**ARBEITSAUFTRÄGE**
1/ Drucke aus dem Text über die Spam-Welle den Abschnitt von „Spam-Welle schwillt weiter“ bis „Durchschnitt 2300 Werbe-E-Mails.“ wortgetreu ab.
2/ Fasse den Absatz, der mit „Bei einem gezielten Spam-Angriff“ beginnt, aus dem Text über die Spam-Welle kürzer zusammen und behalte dabei seine wesentlichen Fakten bei.

**TEXTAUSZUG**
-.-.-

Spam-Welle schwillt weiter an

IT-Entscheider verharmlosen Junk-E-Mails

Der spanische Security-Spezialist Panda Software warnt vor der exorbitanten Zunahme von Spam-Attacken. Durch verstärkte Angriffe entstehen Unternehmen jährlich immer größere technische und finanzielle Schäden. Laut einer Spam-Filter-Software-Auswertung betrugen die Kosten 2002 allein in den USA neun Milliarden Dollar. 2003 waren bereits 40 Prozent aller im Umlauf befindlichen E-Mails Junk-E-Mails und im vergangenen Jahr erhielt jeder User weltweit im Durchschnitt 2300 Werbe-E-Mails.

Bei einem gezielten Spam-Angriff kann das Netzwerk eines Unternehmens im Bezug auf die Bandbreite empfindlich leiden. Dem Spam-Schutz sollte deshalb laut Security-Spezialist eine weitaus höhere Priorität zugewiesen werden als derzeit üblich. Junk-E-Mails können zusätzlich auch dazu benutzt werden um Viren und Malicious-Codes zu verbreiten. In einem Firmennetzwerk genügt ein einziger User, der einen Virus ausführt, damit er sich im gesamten Netz verbreitet und es sogar lahm legen kann.

-.-.-

**AUSGEWÄHLTES MATERIAL**
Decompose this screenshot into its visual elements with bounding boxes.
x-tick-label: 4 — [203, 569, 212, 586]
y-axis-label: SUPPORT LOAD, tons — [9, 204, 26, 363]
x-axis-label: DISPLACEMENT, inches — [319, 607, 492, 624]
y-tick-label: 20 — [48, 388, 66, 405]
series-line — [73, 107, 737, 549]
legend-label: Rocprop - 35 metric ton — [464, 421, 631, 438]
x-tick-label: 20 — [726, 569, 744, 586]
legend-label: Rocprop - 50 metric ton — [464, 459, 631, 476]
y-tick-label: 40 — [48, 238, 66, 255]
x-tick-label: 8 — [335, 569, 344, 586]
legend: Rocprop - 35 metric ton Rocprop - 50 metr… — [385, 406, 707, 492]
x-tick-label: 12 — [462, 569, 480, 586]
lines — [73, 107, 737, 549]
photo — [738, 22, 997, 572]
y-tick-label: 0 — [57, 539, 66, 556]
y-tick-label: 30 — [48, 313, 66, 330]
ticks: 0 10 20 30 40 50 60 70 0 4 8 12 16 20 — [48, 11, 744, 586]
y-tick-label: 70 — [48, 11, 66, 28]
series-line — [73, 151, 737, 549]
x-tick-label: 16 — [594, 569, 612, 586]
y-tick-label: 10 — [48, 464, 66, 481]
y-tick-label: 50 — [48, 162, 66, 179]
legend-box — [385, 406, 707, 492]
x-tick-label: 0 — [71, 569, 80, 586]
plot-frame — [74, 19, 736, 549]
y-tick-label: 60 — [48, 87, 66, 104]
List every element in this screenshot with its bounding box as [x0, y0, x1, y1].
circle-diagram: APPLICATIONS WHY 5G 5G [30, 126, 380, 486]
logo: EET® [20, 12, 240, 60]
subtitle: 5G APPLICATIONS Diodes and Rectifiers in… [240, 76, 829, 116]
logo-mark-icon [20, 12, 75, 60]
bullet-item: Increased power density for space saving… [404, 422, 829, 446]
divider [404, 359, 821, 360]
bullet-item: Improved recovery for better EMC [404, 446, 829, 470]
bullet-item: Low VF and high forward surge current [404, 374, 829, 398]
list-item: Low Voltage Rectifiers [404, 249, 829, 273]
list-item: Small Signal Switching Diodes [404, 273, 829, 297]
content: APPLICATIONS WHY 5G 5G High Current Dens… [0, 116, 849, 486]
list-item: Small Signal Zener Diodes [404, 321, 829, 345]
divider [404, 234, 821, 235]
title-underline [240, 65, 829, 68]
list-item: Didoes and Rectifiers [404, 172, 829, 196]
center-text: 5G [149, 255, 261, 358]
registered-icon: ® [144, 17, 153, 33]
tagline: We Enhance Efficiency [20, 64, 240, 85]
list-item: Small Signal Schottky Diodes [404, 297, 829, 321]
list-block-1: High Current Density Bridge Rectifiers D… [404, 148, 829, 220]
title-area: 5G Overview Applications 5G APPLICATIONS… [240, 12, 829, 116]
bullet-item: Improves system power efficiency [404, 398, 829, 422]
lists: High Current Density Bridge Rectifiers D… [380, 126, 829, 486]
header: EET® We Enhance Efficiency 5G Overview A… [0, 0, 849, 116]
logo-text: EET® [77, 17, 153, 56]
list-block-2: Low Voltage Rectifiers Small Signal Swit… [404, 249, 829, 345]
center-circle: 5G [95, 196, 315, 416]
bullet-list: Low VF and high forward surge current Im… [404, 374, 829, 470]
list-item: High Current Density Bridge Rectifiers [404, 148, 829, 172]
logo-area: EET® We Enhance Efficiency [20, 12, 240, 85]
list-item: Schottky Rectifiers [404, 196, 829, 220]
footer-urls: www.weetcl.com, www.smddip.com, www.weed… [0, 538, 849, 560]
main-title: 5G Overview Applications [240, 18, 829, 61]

-.-.-

**LÖSUNGEN**
1/
Spam-Welle schwillt weiter an

IT-Entscheider verharmlosen Junk-E-Mails

Der spanische Security-Spezialist Panda Software warnt vor der exorbitanten Zunahme von Spam-Attacken. Durch verstärkte Angriffe entstehen Unternehmen jährlich immer größere technische und finanzielle Schäden. Laut einer Spam-Filter-Software-Auswertung betrugen die Kosten 2002 allein in den USA neun Milliarden Dollar. 2003 waren bereits 40 Prozent aller im Umlauf befindlichen E-Mails Junk-E-Mails und im vergangenen Jahr erhielt jeder User weltweit im Durchschnitt 2300 Werbe-E-Mails.

2/ Ein gezielter Spam-Angriff kann die Bandbreite eines Firmennetzwerks stark belasten. Laut dem Security-Spezialisten sollte der Spam-Schutz deshalb eine viel höhere Priorität bekommen als derzeit üblich. Außerdem lassen sich über Junk-E-Mails Viren und Malicious-Codes verbreiten. Führt ein einziger User einen Virus aus, kann sich dieser im ganzen Netz ausbreiten und es sogar lahmlegen.